■ **What is being asked**
Copy every line of the records below that holds the word "русская".

■ **Data provided**
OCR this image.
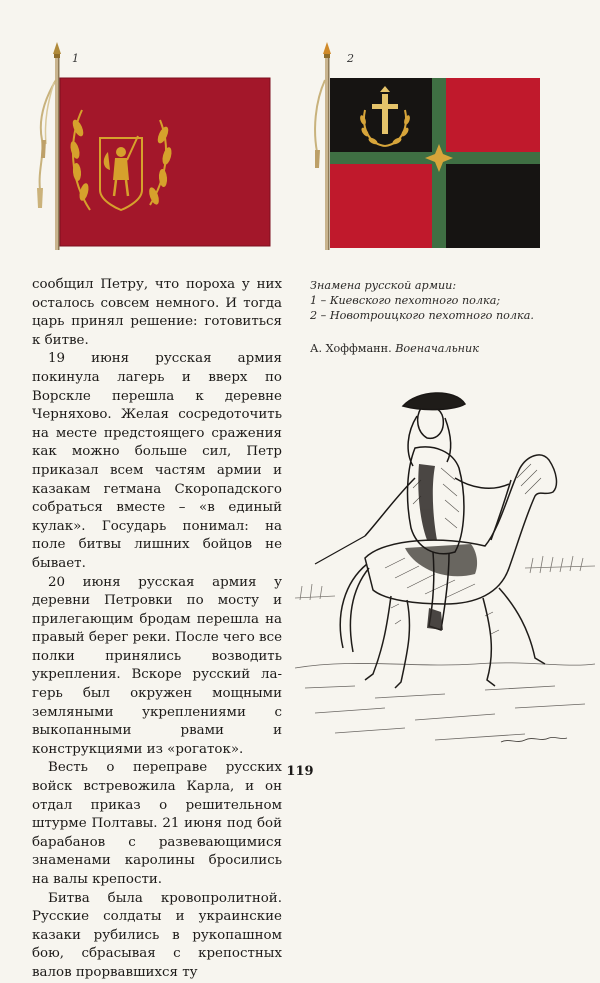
1	2

сообщил Петру, что пороха у них осталось совсем немного. И тогда царь принял решение: готовиться к битве.

19 июня русская армия покинула лагерь и вверх по Ворскле перешла к деревне Черняхово. Желая сосредоточить на месте предстоящего сражения как можно больше сил, Петр приказал всем частям армии и казакам гетмана Скоропадского собраться вместе – «в единый кулак». Государь понимал: на поле битвы лишних бойцов не бывает.

20 июня русская армия у деревни Петровки по мосту и прилегающим бродам перешла на правый берег реки. После чего все полки принялись возводить укрепления. Вскоре русский лагерь был окружен мощными земляными укреплениями с выкопанными рвами и конструкциями из «рогаток».

Весть о переправе русских войск встревожила Карла, и он отдал приказ о решительном штурме Полтавы. 21 июня под бой барабанов с развевающимися знаменами каролины бросились на валы крепости.

Битва была кровопролитной. Русские солдаты и украинские казаки рубились в рукопашном бою, сбрасывая с крепостных валов прорвавшихся ту

Знамена русской армии:
1 – Киевского пехотного полка;
2 – Новотроицкого пехотного полка.
А. Хоффманн. Военачальник
119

■ **Final result**
19 июня русская армия покинула лагерь и вверх по Ворскле перешла к деревне Черняхово. Желая сосредоточить на месте предстоящего сражения как можно больше сил, Петр приказал всем частям армии и казакам гетмана Скоропадского собраться вместе – «в единый кулак». Государь понимал: на поле битвы лишних бойцов не бывает.
20 июня русская армия у деревни Петровки по мосту и прилегающим бродам перешла на правый берег реки. После чего все полки принялись возводить укрепления. Вскоре русский лагерь был окружен мощными земляными укреплениями с выкопанными рвами и конструкциями из «рогаток».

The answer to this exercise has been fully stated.